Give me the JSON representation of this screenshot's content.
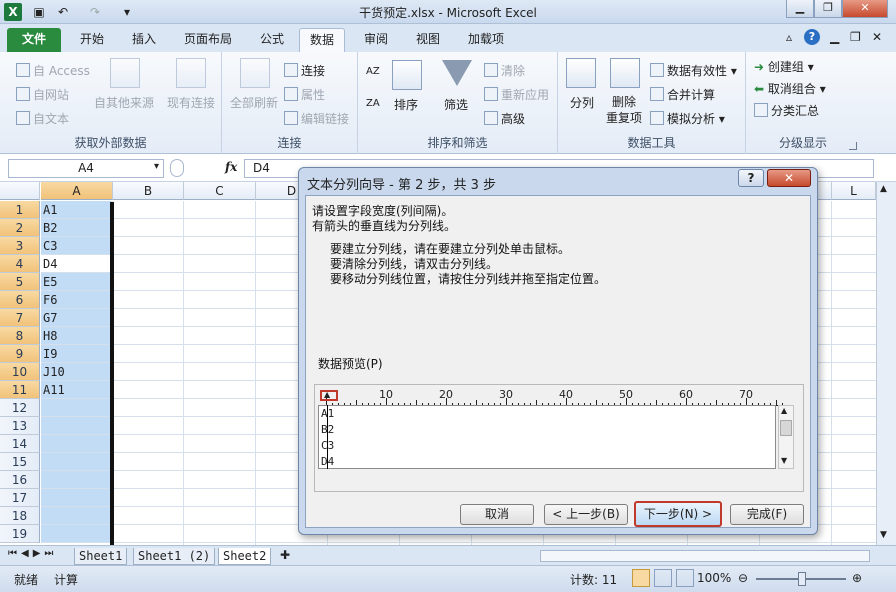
{
  "window": {
    "title": "干货预定.xlsx - Microsoft Excel"
  },
  "quick_access": [
    "excel-logo",
    "save",
    "undo",
    "redo",
    "customize"
  ],
  "ribbon_tabs": [
    "文件",
    "开始",
    "插入",
    "页面布局",
    "公式",
    "数据",
    "审阅",
    "视图",
    "加载项"
  ],
  "ribbon": {
    "get_external": {
      "access": "自 Access",
      "web": "自网站",
      "text": "自文本",
      "other": "自其他来源",
      "existing": "现有连接",
      "label": "获取外部数据"
    },
    "connections": {
      "refresh_all": "全部刷新",
      "connections": "连接",
      "properties": "属性",
      "edit_links": "编辑链接",
      "label": "连接"
    },
    "sort_filter": {
      "az": "AZ",
      "za": "ZA",
      "sort": "排序",
      "filter": "筛选",
      "clear": "清除",
      "reapply": "重新应用",
      "advanced": "高级",
      "label": "排序和筛选"
    },
    "data_tools": {
      "split": "分列",
      "remove_dup": "删除\n重复项",
      "validation": "数据有效性",
      "consolidate": "合并计算",
      "whatif": "模拟分析",
      "label": "数据工具"
    },
    "outline": {
      "group": "创建组",
      "ungroup": "取消组合",
      "subtotal": "分类汇总",
      "label": "分级显示"
    }
  },
  "formula_bar": {
    "name_box": "A4",
    "fx": "fx",
    "value": "D4"
  },
  "columns": [
    "A",
    "B",
    "C",
    "D",
    "E",
    "F",
    "G",
    "H",
    "I",
    "J",
    "K",
    "L"
  ],
  "rows": [
    "1",
    "2",
    "3",
    "4",
    "5",
    "6",
    "7",
    "8",
    "9",
    "10",
    "11",
    "12",
    "13",
    "14",
    "15",
    "16",
    "17",
    "18",
    "19"
  ],
  "cells_A": [
    "A1",
    "B2",
    "C3",
    "D4",
    "E5",
    "F6",
    "G7",
    "H8",
    "I9",
    "J10",
    "A11"
  ],
  "active_cell": "A4",
  "sheet_tabs": [
    "Sheet1",
    "Sheet1 (2)",
    "Sheet2"
  ],
  "active_sheet": "Sheet2",
  "status": {
    "ready": "就绪",
    "calc": "计算",
    "count": "计数: 11",
    "zoom": "100%"
  },
  "dialog": {
    "title": "文本分列向导 - 第 2 步，共 3 步",
    "help": "?",
    "close": "✕",
    "intro1": "请设置字段宽度(列间隔)。",
    "intro2": "有箭头的垂直线为分列线。",
    "tip1": "要建立分列线，请在要建立分列处单击鼠标。",
    "tip2": "要清除分列线，请双击分列线。",
    "tip3": "要移动分列线位置，请按住分列线并拖至指定位置。",
    "preview_label": "数据预览(P)",
    "ruler_labels": [
      "10",
      "20",
      "30",
      "40",
      "50",
      "60",
      "70"
    ],
    "preview_lines": [
      "A1",
      "B2",
      "C3",
      "D4"
    ],
    "btn_cancel": "取消",
    "btn_back": "< 上一步(B)",
    "btn_next": "下一步(N) >",
    "btn_finish": "完成(F)"
  },
  "colors": {
    "accent": "#2a8a3e",
    "highlight": "#c0392b",
    "selection": "#c3dcf5"
  }
}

-*-*-

**What you need to do**
Look over the listing. Pull out every line with the string "title" in it.

**Written solution**
    "title": "干货预定.xlsx - Microsoft Excel"
    "title": "文本分列向导 - 第 2 步，共 3 步",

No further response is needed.